### Instruction
In the listing below, locate the lines bearing the word "image". Copy every one of them.

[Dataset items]
━━━━

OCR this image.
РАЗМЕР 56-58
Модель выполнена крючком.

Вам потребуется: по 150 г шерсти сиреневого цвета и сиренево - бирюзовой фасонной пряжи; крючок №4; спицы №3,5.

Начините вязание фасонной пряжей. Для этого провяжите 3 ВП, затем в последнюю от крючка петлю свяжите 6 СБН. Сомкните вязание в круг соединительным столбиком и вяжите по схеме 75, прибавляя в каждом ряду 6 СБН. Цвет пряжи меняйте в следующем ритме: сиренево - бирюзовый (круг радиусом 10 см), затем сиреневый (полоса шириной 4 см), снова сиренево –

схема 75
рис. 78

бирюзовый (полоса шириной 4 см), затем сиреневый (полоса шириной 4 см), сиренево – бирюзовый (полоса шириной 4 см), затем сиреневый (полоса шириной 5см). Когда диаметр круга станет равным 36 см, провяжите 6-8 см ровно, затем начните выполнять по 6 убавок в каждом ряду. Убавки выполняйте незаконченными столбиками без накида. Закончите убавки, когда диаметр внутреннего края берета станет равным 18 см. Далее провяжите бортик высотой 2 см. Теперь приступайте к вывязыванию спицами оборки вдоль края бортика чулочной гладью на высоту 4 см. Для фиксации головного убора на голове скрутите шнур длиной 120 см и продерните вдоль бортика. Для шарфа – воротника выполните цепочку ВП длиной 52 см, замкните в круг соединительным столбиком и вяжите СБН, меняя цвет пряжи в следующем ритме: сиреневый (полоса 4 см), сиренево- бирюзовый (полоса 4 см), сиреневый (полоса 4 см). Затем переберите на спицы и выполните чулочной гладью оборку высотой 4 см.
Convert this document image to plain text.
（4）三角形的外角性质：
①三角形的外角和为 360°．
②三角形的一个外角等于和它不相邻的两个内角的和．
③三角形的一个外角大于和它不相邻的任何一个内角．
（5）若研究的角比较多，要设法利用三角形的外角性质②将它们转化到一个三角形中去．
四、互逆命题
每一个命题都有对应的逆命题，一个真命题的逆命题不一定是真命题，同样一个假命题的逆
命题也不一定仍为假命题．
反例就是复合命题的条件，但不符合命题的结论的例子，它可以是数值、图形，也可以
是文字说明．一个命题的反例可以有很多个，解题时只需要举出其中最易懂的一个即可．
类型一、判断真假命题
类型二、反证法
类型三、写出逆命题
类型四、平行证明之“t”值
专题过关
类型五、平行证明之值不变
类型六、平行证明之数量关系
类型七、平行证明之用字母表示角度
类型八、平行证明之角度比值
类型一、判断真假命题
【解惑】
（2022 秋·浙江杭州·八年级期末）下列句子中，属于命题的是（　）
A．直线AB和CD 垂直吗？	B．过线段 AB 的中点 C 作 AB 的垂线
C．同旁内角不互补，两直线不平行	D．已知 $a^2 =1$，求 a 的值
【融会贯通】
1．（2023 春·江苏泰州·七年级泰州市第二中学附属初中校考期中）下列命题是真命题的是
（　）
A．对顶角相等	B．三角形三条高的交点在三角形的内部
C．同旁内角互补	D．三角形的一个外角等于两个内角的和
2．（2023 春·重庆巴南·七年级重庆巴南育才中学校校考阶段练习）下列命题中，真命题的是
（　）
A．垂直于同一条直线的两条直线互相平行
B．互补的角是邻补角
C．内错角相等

━━━━

### Output for this exercise
OCR this image.
Convert this document image to plain text.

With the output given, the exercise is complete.